▶ [Document]
◆ ◆ ◆ ◆ ◆ ◆ ◆

I Watch Films: Hunting Venus
Hunting Venus
Con artist Simon Delancey (Martin Clunes) hits it big when he steals an old woman’s life savings and a rare valuable jewelled dog collar. Checking into a B&B on his way to try and sell it he runs into Jacqui and Cassandra (Jane Horrocks). He doesn’t recognise them but they remember him; in 1983 he was leader of a New Romantic pop group the Venus Hunters and they were the fan club leaders. However the band broke up and he vanished with money that Jacqui and Cass had to repay.
They blackmail him; there’s a Later… With Jools Holland New Romantics special and they’ve been contacted to get the band back together. This takes up the middle section of the story, tracking them down, finding out what their deal was and now is. Charlie (Neil Morrissey) has transitioned and is now Charlotte. This is treated with more delicacy than Peter (Mark Williams) who had a nervous breakdown on tour and stutters, though he’s now made lots of computer money using his synthesiser expertise. And even more so than the drummer Gavin (Ben Miller) who was 16 when they went on tour and has been committed to a mental health institution.

◆ ◆ ◆ ◆ ◆ ◆ ◆

[Saved entries]
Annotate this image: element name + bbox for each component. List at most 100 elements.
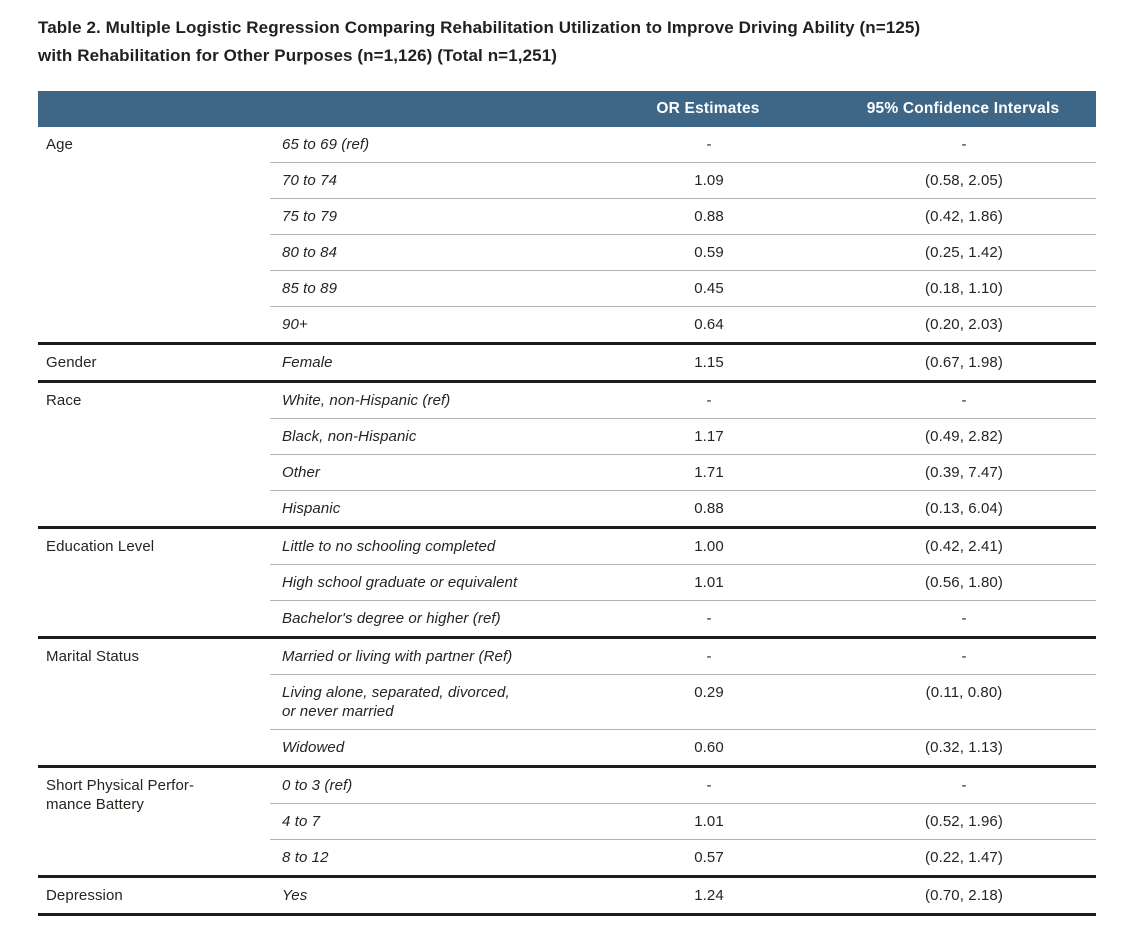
- table-row: High school graduate or equivalent 1.01 (0…: [38, 564, 1096, 601]
- category-cell: Age: [46, 136, 73, 153]
- confidence-interval-cell: (0.49, 2.82): [830, 418, 1096, 455]
- or-estimate-cell: 0.88: [586, 490, 830, 528]
- table-group: Gender Female 1.15 (0.67, 1.98): [38, 342, 1096, 382]
- or-estimate-cell: 0.60: [586, 729, 830, 767]
- subcategory-cell: Black, non-Hispanic: [270, 418, 586, 455]
- subcategory-cell: 70 to 74: [270, 162, 586, 199]
- table-row: Bachelor's degree or higher (ref) - -: [38, 600, 1096, 638]
- or-estimate-cell: 0.29: [586, 674, 830, 730]
- regression-table: OR Estimates 95% Confidence Intervals Ag…: [38, 91, 1096, 916]
- or-estimate-cell: 0.59: [586, 234, 830, 271]
- subcategory-cell: Little to no schooling completed: [270, 526, 586, 565]
- table-row: 90+ 0.64 (0.20, 2.03): [38, 306, 1096, 344]
- subcategory-cell: 0 to 3 (ref): [270, 765, 586, 804]
- or-estimate-cell: 1.01: [586, 564, 830, 601]
- confidence-interval-cell: (0.42, 1.86): [830, 198, 1096, 235]
- table-row: 80 to 84 0.59 (0.25, 1.42): [38, 234, 1096, 271]
- or-estimate-cell: 1.15: [586, 342, 830, 382]
- table-group: Education Level Little to no schooling co…: [38, 526, 1096, 638]
- table-title: Table 2. Multiple Logistic Regression Co…: [38, 18, 921, 65]
- col-header-subcategory: [270, 91, 586, 127]
- table-group: Depression Yes 1.24 (0.70, 2.18): [38, 875, 1096, 915]
- or-estimate-cell: -: [586, 380, 830, 419]
- subcategory-cell: Bachelor's degree or higher (ref): [270, 600, 586, 638]
- table-row: 85 to 89 0.45 (0.18, 1.10): [38, 270, 1096, 307]
- confidence-interval-cell: (0.32, 1.13): [830, 729, 1096, 767]
- category-cell: Short Physical Perfor- mance Battery: [38, 765, 270, 877]
- subcategory-cell: Yes: [270, 875, 586, 915]
- col-header-or-estimates: OR Estimates: [586, 91, 830, 127]
- or-estimate-cell: -: [706, 136, 712, 153]
- confidence-interval-cell: (0.56, 1.80): [830, 564, 1096, 601]
- subcategory-cell: 75 to 79: [270, 198, 586, 235]
- confidence-interval-cell: (0.42, 2.41): [830, 526, 1096, 565]
- or-estimate-cell: -: [586, 636, 830, 675]
- or-estimate-cell: 1.01: [586, 803, 830, 840]
- subcategory-cell: 8 to 12: [270, 839, 586, 877]
- or-estimate-cell: 0.64: [586, 306, 830, 344]
- confidence-interval-cell: (0.20, 2.03): [830, 306, 1096, 344]
- confidence-interval-cell: -: [830, 380, 1096, 419]
- subcategory-cell: Other: [270, 454, 586, 491]
- table-row: Short Physical Perfor- mance Battery 0 to…: [38, 765, 1096, 877]
- table-group: Race White, non-Hispanic (ref) - - Black, no…: [38, 380, 1096, 528]
- table-row: 8 to 12 0.57 (0.22, 1.47): [38, 839, 1096, 877]
- table-row: 4 to 7 1.01 (0.52, 1.96): [38, 803, 1096, 840]
- table-group: Short Physical Perfor- mance Battery 0 to…: [38, 765, 1096, 877]
- table-row: 70 to 74 1.09 (0.58, 2.05): [38, 162, 1096, 199]
- subcategory-cell: High school graduate or equivalent: [270, 564, 586, 601]
- subcategory-cell: Widowed: [270, 729, 586, 767]
- category-cell: Depression: [38, 875, 270, 915]
- table-group: Marital Status Married or living with par…: [38, 636, 1096, 767]
- table-row: Education Level Little to no schooling co…: [38, 526, 1096, 638]
- confidence-interval-cell: (0.52, 1.96): [830, 803, 1096, 840]
- or-estimate-cell: -: [586, 600, 830, 638]
- confidence-interval-cell: -: [830, 636, 1096, 675]
- confidence-interval-cell: (0.39, 7.47): [830, 454, 1096, 491]
- confidence-interval-cell: (0.25, 1.42): [830, 234, 1096, 271]
- confidence-interval-cell: (0.58, 2.05): [830, 162, 1096, 199]
- confidence-interval-cell: (0.70, 2.18): [830, 875, 1096, 915]
- table-row: Hispanic 0.88 (0.13, 6.04): [38, 490, 1096, 528]
- table-row: Race White, non-Hispanic (ref) - -: [38, 380, 1096, 528]
- table-header-row: OR Estimates 95% Confidence Intervals: [38, 91, 1096, 127]
- or-estimate-cell: 0.45: [586, 270, 830, 307]
- or-estimate-cell: 0.57: [586, 839, 830, 877]
- or-estimate-cell: 0.88: [586, 198, 830, 235]
- subcategory-cell: Female: [270, 342, 586, 382]
- subcategory-cell: Hispanic: [270, 490, 586, 528]
- category-cell: Race: [38, 380, 270, 528]
- subcategory-cell: 80 to 84: [270, 234, 586, 271]
- or-estimate-cell: 1.24: [586, 875, 830, 915]
- confidence-interval-cell: (0.13, 6.04): [830, 490, 1096, 528]
- category-cell: Gender: [38, 342, 270, 382]
- subcategory-cell: White, non-Hispanic (ref): [270, 380, 586, 419]
- confidence-interval-cell: (0.67, 1.98): [830, 342, 1096, 382]
- subcategory-cell: 85 to 89: [270, 270, 586, 307]
- table-group: Age 65 to 69 (ref) - - 70 to 74 1.09 (0.58, 2.…: [38, 127, 1096, 344]
- subcategory-cell: Married or living with partner (Ref): [270, 636, 586, 675]
- or-estimate-cell: 1.00: [586, 526, 830, 565]
- subcategory-cell: Living alone, separated, divorced, or ne…: [270, 674, 586, 730]
- subcategory-cell: 4 to 7: [270, 803, 586, 840]
- or-estimate-cell: 1.09: [586, 162, 830, 199]
- col-header-category: [38, 91, 270, 127]
- category-cell: Education Level: [38, 526, 270, 638]
- confidence-interval-cell: (0.18, 1.10): [830, 270, 1096, 307]
- or-estimate-cell: 1.71: [586, 454, 830, 491]
- table-row: Age 65 to 69 (ref) - -: [38, 127, 1096, 163]
- table-row: Widowed 0.60 (0.32, 1.13): [38, 729, 1096, 767]
- confidence-interval-cell: (0.11, 0.80): [830, 674, 1096, 730]
- table-row: Other 1.71 (0.39, 7.47): [38, 454, 1096, 491]
- table-row: 75 to 79 0.88 (0.42, 1.86): [38, 198, 1096, 235]
- confidence-interval-cell: (0.22, 1.47): [830, 839, 1096, 877]
- subcategory-cell: 90+: [270, 306, 586, 344]
- or-estimate-cell: -: [586, 765, 830, 804]
- confidence-interval-cell: -: [830, 600, 1096, 638]
- table-row: Depression Yes 1.24 (0.70, 2.18): [38, 875, 1096, 915]
- category-cell: Marital Status: [38, 636, 270, 767]
- table-row: Gender Female 1.15 (0.67, 1.98): [38, 342, 1096, 382]
- table-row: Black, non-Hispanic 1.17 (0.49, 2.82): [38, 418, 1096, 455]
- confidence-interval-cell: -: [961, 136, 967, 153]
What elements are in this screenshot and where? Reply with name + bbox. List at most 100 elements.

◆ ◆ ◆ ◆ ◆ ◆ ◆

▶ [Work instructions]
A. According to the film review, in what year was Simon Delancey the leader of the Venus Hunters?
B. Using the film review, explain why Jacqui and Cassandra remember Simon even though he does not recognize them.
C. Quote the passage of the film review starting at "I Watch Films: Hunting" and ending at "had to repay.".

▶ [Task answers]
A. 1983

B. In 1983 Simon led the New Romantic pop group the Venus Hunters, and Jacqui and Cassandra were its fan club leaders. They also had to repay money that he took when the band broke up and he vanished.

C.
I Watch Films: Hunting Venus
Hunting Venus
Con artist Simon Delancey (Martin Clunes) hits it big when he steals an old woman’s life savings and a rare valuable jewelled dog collar. Checking into a B&B on his way to try and sell it he runs into Jacqui and Cassandra (Jane Horrocks). He doesn’t recognise them but they remember him; in 1983 he was leader of a New Romantic pop group the Venus Hunters and they were the fan club leaders. However the band broke up and he vanished with money that Jacqui and Cass had to repay.